# Exercise
Format the records from their first line through the line containing "358, 838, 370]" as a JSON list of strings, with one string per line and blank lines omitted.

# Dataset excerpts
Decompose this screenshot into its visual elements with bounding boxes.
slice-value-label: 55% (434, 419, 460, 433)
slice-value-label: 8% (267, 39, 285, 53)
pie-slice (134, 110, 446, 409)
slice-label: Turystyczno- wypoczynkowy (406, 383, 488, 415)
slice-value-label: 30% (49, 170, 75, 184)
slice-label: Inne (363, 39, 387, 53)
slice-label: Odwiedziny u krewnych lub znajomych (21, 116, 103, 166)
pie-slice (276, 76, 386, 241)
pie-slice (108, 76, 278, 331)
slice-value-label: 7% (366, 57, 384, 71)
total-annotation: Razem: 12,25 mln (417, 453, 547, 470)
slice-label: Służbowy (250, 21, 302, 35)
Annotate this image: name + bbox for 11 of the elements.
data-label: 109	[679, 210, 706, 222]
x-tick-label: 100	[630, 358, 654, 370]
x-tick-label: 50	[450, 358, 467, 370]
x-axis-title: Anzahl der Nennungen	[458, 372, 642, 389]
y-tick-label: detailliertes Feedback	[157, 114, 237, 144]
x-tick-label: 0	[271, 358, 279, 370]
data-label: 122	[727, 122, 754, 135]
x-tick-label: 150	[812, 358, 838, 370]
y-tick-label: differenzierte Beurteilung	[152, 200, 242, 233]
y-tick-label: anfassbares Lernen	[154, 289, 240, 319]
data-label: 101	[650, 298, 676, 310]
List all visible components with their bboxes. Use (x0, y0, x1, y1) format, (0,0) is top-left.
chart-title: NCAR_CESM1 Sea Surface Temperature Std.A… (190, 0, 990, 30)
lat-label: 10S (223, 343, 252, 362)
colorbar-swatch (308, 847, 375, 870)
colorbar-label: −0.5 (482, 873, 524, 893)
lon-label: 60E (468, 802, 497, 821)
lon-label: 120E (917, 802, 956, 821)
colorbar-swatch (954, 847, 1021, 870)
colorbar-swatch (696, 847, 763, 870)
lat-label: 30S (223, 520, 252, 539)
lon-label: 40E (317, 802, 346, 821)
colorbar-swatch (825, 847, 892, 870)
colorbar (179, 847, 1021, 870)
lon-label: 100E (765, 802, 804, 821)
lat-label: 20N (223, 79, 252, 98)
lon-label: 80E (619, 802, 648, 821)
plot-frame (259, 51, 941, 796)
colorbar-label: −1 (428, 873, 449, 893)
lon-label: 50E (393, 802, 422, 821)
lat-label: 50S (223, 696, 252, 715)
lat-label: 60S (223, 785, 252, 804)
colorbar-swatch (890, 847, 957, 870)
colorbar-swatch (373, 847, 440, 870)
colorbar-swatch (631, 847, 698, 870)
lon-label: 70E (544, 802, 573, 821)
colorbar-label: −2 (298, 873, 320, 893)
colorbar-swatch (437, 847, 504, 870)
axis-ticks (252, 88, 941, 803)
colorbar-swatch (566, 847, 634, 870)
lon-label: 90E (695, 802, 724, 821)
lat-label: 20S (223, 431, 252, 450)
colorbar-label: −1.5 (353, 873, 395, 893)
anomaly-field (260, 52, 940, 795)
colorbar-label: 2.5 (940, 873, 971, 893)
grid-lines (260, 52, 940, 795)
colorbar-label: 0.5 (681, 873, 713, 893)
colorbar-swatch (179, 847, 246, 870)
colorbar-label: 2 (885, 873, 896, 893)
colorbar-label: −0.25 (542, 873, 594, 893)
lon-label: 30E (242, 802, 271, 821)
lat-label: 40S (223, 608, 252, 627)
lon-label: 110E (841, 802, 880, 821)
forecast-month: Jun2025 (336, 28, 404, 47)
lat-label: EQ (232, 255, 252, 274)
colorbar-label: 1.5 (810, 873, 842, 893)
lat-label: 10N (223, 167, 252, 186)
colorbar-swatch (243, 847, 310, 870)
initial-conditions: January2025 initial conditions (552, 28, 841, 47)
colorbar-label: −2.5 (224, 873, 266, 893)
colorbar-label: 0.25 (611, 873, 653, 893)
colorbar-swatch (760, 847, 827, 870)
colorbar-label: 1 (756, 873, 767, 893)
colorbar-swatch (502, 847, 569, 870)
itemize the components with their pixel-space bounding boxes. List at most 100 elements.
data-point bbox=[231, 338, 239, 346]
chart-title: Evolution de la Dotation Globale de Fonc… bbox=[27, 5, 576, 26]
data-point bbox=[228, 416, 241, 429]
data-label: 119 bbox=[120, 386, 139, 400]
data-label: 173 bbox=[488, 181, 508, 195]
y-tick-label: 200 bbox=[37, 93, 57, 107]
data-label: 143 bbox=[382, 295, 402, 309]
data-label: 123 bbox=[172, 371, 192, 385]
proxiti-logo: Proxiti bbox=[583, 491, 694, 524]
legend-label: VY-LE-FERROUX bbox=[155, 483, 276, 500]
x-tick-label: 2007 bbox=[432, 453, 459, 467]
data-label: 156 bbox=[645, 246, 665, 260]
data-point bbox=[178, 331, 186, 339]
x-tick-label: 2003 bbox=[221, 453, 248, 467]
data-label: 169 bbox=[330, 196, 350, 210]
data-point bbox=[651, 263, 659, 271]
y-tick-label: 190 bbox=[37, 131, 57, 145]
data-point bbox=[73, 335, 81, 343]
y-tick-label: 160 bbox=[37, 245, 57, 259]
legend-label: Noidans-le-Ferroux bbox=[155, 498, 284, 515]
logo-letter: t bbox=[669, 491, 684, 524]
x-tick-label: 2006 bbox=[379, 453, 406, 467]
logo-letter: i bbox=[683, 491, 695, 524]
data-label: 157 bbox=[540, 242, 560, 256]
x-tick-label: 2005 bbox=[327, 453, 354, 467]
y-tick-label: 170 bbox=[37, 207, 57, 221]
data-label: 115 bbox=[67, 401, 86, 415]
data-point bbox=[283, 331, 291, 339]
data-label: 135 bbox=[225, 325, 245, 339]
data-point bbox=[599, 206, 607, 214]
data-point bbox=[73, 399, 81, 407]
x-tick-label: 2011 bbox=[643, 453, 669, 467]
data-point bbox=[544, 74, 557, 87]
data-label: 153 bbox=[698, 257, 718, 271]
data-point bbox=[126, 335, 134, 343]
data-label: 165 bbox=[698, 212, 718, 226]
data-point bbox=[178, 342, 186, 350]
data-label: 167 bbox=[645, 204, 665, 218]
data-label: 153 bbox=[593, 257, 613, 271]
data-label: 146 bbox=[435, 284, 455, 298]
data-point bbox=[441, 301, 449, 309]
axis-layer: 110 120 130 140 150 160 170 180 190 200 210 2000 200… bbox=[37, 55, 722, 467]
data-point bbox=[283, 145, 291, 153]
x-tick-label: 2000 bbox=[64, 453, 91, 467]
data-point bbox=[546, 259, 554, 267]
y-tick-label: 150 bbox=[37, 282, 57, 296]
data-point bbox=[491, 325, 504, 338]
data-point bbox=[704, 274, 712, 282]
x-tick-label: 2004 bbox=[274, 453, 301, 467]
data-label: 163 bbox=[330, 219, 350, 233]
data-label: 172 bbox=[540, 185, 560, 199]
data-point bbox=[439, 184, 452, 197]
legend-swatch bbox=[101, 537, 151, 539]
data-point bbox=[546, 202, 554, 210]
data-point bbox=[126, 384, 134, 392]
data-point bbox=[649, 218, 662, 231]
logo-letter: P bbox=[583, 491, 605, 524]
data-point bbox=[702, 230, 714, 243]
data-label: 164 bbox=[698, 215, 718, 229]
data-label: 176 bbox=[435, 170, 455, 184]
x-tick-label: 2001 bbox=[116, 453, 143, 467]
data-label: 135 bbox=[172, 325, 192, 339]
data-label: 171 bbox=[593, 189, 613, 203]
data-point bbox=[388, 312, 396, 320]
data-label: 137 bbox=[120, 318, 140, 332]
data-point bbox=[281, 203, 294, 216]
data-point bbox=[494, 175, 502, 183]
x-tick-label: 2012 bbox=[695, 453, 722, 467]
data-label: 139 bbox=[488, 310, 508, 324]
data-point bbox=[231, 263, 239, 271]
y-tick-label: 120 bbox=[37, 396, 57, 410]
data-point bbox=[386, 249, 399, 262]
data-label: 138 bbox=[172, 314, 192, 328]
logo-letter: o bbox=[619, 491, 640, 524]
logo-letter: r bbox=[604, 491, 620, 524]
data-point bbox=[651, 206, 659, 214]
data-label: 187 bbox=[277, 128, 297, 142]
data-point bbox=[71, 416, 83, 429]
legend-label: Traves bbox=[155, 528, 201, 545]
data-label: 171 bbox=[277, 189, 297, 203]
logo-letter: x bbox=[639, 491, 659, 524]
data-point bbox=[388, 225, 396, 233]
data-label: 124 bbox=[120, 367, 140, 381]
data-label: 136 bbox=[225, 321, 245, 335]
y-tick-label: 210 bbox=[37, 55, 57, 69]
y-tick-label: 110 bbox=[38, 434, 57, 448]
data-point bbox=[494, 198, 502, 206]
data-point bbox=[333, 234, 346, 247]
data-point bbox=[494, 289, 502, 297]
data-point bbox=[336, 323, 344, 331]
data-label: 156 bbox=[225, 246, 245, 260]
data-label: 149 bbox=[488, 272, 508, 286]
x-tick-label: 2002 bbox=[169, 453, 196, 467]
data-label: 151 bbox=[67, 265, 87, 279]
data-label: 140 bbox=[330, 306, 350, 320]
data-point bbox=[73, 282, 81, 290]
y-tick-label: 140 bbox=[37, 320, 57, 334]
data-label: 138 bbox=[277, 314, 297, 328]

# Solution to the exercise
[
  "Decompose this screenshot into its visual elements with bounding boxes.",
  "slice-value-label: 55% (434, 419, 460, 433)",
  "slice-value-label: 8% (267, 39, 285, 53)",
  "pie-slice (134, 110, 446, 409)",
  "slice-label: Turystyczno- wypoczynkowy (406, 383, 488, 415)",
  "slice-value-label: 30% (49, 170, 75, 184)",
  "slice-label: Inne (363, 39, 387, 53)",
  "slice-label: Odwiedziny u krewnych lub znajomych (21, 116, 103, 166)",
  "pie-slice (276, 76, 386, 241)",
  "pie-slice (108, 76, 278, 331)",
  "slice-value-label: 7% (366, 57, 384, 71)",
  "total-annotation: Razem: 12,25 mln (417, 453, 547, 470)",
  "slice-label: Służbowy (250, 21, 302, 35)",
  "Annotate this image: name + bbox for 11 of the elements.",
  "data-label: 109\t[679, 210, 706, 222]",
  "x-tick-label: 100\t[630, 358, 654, 370]",
  "x-tick-label: 50\t[450, 358, 467, 370]",
  "x-axis-title: Anzahl der Nennungen\t[458, 372, 642, 389]",
  "y-tick-label: detailliertes Feedback\t[157, 114, 237, 144]",
  "x-tick-label: 0\t[271, 358, 279, 370]",
  "data-label: 122\t[727, 122, 754, 135]",
  "x-tick-label: 150\t[812, 358, 838, 370]"
]